Exercise set:
(A) Please name each team that the basketball recap gives a percentage of offensive rebounding opportunities for last year, along with that percentage.
(B) Rewrite the basketball recap from "As has become" to "good are they?", changing every "Gophers" to "Golden Gophers".

Selected passage:
In beating Virginia on Tuesday night, Minnesota secured their biggest home win since 2006. The Cavaliers are not world beaters, but they are the type of team that gave Minnesota fits all of last year. Most of Minnesota loss, especially the blow out came against tall, long, quick athletic teams such as Maryland, Illinois, Florida State and UNLV. If last night is any indication, Minnesota should be able to holds it own against every team on their schedule. They will lose some of course. At least this year though, the outcome won’t be determined solely by size and athleticism.

As has become their trade mark, the Gophers won with a tough and at time frenetic defense and an offense that did just enough on its own, and did wonders with the help of defense to win rather comfortably by a score of 66-56 to improve to their best start since 1976.

Suddenly Minneapolis is a college basketball town again. People watched the game on national TV, saw what they liked, and are having a hard time keeping it to themselves. We learned a lot Tuesday night. It was the Gophers first meaningful game (sorry Colorado State, your great, really, go Rams!) in front a crazy crowd on National TV, and they passed the test. The question is no longer if the Gophers are good. They are, and are definitely better than last year, but how good are they?

On Tuesday we learned the Gophers have a way to go in the rebounding department. Virginia was able to grab 40% of their offensive rebound opportunities and were able to keep Minnesota from hitting the glass. In past years, especially against athletic teams, this has been the Gophers death knell. Against Colorado State, where they barely escaped, the Rams pulled in 44% of their offensive rebounding opportunities. Last year Maryland came away with 46%, Indiana 42%, Illinois with 57%, Michigan State 47%, and Florida State 40%. The only win among these, was against Indiana, and anyone who watched that game can tell you about the importance of keeping the opponent limited to once chance. A great defense can only get you so far if the other teams keeps on shooting. On Tuesday night, Virginia was able to get the ball and get second chances with 14 offensive rebounds. Fortunately, Minnesota’s defense was able to erase the mistakes.

And how about that defense. It was solid in the half court, it was great in the press, and it was best inside. Remember those 14 offensive rebounds? A lot of teams easily could have turned those in 20 points. Had the Cavaliers done that it would be Minnesota with a disappointing loss. Despite those many second chances, Virginia came away with only 5 second chance points. With either of the twin towers in, there are no easy baskets. Think about what Sylvan Landesberg faced Tuesday. He came into the game as one of the most impressive freshman in the ACC if not the country. He left The Barn a mere mortal Freshman. Blake Hoffarber, who has sure learned to slide laterally, gave him fits most of the night, and knew when to switch. Landesberg then had to deal with Lawrence Westbrook, who is shameless about his in your face defense, or Damian Johnson, who is as long and lanky as ever. Damian Johnson had three blocks and three steals. Landesberg had one made field goal. If that is not enough, Mike Scott, who averaged a double double, only pulled in 6 rebounds to go along with his 0 points and three turnovers. Colton Iverson and Ralph Sampson completely clogged the lane, leaving Virginia with little else to do but shoot low percentage floater or even lower percentage mid-range and longer jump shots. Then again, a pair of nearly 7 foot tall player, each who already have a reputation for blocking shot can do that. Even more impressive than the half court defense was Minnesota’s press, which tore away several of the Gophers 10 steals, but also wreaked havoc with Virginia’s ability to get the ball in bounds, or if successful with that, getting across half court. Which game the offense just enough chances to succeed.

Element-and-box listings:
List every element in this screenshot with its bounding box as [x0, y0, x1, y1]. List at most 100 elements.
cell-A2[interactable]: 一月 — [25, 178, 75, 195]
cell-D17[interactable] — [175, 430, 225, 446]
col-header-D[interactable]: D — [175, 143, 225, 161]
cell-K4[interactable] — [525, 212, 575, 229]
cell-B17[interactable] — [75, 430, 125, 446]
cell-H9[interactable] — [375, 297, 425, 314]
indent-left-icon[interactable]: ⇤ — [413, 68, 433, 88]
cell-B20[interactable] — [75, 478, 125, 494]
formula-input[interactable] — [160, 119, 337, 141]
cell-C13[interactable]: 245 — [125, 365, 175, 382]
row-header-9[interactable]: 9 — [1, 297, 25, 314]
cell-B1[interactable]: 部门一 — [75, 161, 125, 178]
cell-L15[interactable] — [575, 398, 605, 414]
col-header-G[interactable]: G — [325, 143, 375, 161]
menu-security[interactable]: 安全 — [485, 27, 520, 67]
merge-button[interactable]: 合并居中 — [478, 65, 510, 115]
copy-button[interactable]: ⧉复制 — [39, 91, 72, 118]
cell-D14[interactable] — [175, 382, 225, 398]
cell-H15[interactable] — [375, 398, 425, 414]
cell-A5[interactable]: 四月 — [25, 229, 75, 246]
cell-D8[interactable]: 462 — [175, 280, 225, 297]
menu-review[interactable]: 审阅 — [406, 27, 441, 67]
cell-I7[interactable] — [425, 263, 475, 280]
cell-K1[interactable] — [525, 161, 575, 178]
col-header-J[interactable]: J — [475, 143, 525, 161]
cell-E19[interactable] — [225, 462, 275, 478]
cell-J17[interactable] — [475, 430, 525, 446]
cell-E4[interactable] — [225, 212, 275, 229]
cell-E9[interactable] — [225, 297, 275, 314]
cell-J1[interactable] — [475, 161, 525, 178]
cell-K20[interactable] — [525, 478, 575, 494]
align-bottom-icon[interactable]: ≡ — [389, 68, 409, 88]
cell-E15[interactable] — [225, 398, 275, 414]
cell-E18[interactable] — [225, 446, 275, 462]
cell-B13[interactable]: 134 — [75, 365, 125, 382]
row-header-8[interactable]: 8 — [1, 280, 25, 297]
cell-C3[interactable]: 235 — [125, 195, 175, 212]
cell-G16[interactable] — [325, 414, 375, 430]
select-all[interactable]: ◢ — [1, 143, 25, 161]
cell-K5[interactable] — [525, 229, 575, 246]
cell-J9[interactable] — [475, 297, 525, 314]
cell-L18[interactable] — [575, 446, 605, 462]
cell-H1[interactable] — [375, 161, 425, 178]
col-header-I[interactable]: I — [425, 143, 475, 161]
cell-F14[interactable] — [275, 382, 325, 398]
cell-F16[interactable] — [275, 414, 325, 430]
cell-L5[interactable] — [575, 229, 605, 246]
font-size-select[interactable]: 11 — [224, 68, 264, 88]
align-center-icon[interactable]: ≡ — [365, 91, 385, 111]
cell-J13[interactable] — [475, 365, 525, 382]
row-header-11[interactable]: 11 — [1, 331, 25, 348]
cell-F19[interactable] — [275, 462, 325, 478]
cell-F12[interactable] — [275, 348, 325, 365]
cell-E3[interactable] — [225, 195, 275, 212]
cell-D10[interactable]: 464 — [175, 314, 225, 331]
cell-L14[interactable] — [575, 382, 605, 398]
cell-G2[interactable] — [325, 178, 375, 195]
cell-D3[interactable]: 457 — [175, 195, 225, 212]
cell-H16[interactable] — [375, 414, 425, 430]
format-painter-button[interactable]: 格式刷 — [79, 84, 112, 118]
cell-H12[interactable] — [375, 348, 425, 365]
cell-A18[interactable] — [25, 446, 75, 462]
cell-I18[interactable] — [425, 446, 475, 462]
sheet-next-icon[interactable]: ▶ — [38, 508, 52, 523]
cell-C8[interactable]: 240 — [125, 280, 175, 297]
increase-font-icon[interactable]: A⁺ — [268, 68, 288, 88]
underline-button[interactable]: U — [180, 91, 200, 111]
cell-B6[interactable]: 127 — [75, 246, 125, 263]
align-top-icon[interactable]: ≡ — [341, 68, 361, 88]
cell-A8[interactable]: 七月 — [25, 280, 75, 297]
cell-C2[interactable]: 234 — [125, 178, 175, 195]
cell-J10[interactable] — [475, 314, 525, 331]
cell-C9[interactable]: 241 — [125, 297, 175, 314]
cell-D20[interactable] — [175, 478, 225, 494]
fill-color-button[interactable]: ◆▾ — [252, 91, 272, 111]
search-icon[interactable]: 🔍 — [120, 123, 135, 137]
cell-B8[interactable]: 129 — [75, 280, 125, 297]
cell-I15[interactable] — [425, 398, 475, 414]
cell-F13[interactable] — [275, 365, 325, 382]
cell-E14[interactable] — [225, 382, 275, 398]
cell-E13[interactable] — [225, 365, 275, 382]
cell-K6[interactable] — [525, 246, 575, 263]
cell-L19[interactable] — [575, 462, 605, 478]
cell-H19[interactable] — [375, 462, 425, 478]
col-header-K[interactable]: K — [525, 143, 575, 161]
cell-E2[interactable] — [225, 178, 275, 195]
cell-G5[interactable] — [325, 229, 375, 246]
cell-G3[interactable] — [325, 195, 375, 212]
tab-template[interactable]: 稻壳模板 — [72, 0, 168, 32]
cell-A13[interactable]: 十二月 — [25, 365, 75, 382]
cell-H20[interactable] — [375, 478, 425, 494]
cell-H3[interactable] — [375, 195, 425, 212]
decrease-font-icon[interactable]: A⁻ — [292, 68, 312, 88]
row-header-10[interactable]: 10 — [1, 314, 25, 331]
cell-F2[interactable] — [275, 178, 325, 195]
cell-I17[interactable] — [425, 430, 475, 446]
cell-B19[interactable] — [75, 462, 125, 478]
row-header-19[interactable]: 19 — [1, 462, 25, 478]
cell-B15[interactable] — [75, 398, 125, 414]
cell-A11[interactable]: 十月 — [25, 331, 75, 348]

Answers by task:
(A)
Maryland: 46%
Indiana: 42%
Illinois: 57%
Michigan State: 47%
Florida State: 40%

(B)
As has become their trade mark, the Golden Gophers won with a tough and at time frenetic defense and an offense that did just enough on its own, and did wonders with the help of defense to win rather comfortably by a score of 66-56 to improve to their best start since 1976.

Suddenly Minneapolis is a college basketball town again. People watched the game on national TV, saw what they liked, and are having a hard time keeping it to themselves. We learned a lot Tuesday night. It was the Golden Gophers first meaningful game (sorry Colorado State, your great, really, go Rams!) in front a crazy crowd on National TV, and they passed the test. The question is no longer if the Golden Gophers are good. They are, and are definitely better than last year, but how good are they?